The records:
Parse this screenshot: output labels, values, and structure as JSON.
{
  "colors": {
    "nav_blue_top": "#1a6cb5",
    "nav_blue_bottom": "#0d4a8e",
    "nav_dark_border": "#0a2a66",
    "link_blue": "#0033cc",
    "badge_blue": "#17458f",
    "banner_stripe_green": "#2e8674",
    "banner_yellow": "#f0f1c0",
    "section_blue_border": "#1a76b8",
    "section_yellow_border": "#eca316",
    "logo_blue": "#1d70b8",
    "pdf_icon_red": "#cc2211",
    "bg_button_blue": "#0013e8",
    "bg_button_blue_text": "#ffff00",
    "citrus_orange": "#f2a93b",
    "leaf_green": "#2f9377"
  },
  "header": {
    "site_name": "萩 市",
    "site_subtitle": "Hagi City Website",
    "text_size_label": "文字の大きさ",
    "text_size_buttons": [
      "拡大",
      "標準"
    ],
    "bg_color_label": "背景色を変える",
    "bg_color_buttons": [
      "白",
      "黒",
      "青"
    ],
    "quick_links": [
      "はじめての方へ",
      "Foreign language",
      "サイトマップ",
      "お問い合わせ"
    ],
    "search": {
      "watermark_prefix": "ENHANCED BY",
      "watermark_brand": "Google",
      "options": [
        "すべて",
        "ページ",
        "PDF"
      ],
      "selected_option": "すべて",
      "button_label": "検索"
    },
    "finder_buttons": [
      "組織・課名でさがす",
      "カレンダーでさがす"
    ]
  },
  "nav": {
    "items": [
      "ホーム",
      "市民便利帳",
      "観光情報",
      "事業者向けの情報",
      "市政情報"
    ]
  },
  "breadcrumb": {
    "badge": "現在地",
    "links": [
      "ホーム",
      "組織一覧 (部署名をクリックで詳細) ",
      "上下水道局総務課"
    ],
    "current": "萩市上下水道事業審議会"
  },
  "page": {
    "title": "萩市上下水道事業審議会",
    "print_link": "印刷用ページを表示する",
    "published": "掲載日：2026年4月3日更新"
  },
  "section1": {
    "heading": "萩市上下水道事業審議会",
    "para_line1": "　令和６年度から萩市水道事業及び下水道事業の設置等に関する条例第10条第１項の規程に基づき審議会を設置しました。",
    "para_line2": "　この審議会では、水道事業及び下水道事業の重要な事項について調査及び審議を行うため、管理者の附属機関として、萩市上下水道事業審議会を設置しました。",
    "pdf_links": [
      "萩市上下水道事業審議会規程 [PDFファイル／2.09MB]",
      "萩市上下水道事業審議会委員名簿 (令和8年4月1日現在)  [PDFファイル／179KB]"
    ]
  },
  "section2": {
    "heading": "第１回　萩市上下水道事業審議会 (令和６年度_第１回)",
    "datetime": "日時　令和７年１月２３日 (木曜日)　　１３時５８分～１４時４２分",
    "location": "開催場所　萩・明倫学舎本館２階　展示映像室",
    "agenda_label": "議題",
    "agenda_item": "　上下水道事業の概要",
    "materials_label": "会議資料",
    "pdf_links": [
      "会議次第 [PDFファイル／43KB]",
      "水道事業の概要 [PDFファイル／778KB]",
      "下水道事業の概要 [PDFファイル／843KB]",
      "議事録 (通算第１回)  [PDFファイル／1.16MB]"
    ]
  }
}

To do: Print out all the entries precisely as written.

Final result:
Parse this screenshot: output labels, values, and structure as JSON.
{
  "colors": {
    "nav_blue_top": "#1a6cb5",
    "nav_blue_bottom": "#0d4a8e",
    "nav_dark_border": "#0a2a66",
    "link_blue": "#0033cc",
    "badge_blue": "#17458f",
    "banner_stripe_green": "#2e8674",
    "banner_yellow": "#f0f1c0",
    "section_blue_border": "#1a76b8",
    "section_yellow_border": "#eca316",
    "logo_blue": "#1d70b8",
    "pdf_icon_red": "#cc2211",
    "bg_button_blue": "#0013e8",
    "bg_button_blue_text": "#ffff00",
    "citrus_orange": "#f2a93b",
    "leaf_green": "#2f9377"
  },
  "header": {
    "site_name": "萩 市",
    "site_subtitle": "Hagi City Website",
    "text_size_label": "文字の大きさ",
    "text_size_buttons": [
      "拡大",
      "標準"
    ],
    "bg_color_label": "背景色を変える",
    "bg_color_buttons": [
      "白",
      "黒",
      "青"
    ],
    "quick_links": [
      "はじめての方へ",
      "Foreign language",
      "サイトマップ",
      "お問い合わせ"
    ],
    "search": {
      "watermark_prefix": "ENHANCED BY",
      "watermark_brand": "Google",
      "options": [
        "すべて",
        "ページ",
        "PDF"
      ],
      "selected_option": "すべて",
      "button_label": "検索"
    },
    "finder_buttons": [
      "組織・課名でさがす",
      "カレンダーでさがす"
    ]
  },
  "nav": {
    "items": [
      "ホーム",
      "市民便利帳",
      "観光情報",
      "事業者向けの情報",
      "市政情報"
    ]
  },
  "breadcrumb": {
    "badge": "現在地",
    "links": [
      "ホーム",
      "組織一覧 (部署名をクリックで詳細) ",
      "上下水道局総務課"
    ],
    "current": "萩市上下水道事業審議会"
  },
  "page": {
    "title": "萩市上下水道事業審議会",
    "print_link": "印刷用ページを表示する",
    "published": "掲載日：2026年4月3日更新"
  },
  "section1": {
    "heading": "萩市上下水道事業審議会",
    "para_line1": "　令和６年度から萩市水道事業及び下水道事業の設置等に関する条例第10条第１項の規程に基づき審議会を設置しました。",
    "para_line2": "　この審議会では、水道事業及び下水道事業の重要な事項について調査及び審議を行うため、管理者の附属機関として、萩市上下水道事業審議会を設置しました。",
    "pdf_links": [
      "萩市上下水道事業審議会規程 [PDFファイル／2.09MB]",
      "萩市上下水道事業審議会委員名簿 (令和8年4月1日現在)  [PDFファイル／179KB]"
    ]
  },
  "section2": {
    "heading": "第１回　萩市上下水道事業審議会 (令和６年度_第１回)",
    "datetime": "日時　令和７年１月２３日 (木曜日)　　１３時５８分～１４時４２分",
    "location": "開催場所　萩・明倫学舎本館２階　展示映像室",
    "agenda_label": "議題",
    "agenda_item": "　上下水道事業の概要",
    "materials_label": "会議資料",
    "pdf_links": [
      "会議次第 [PDFファイル／43KB]",
      "水道事業の概要 [PDFファイル／778KB]",
      "下水道事業の概要 [PDFファイル／843KB]",
      "議事録 (通算第１回)  [PDFファイル／1.16MB]"
    ]
  }
}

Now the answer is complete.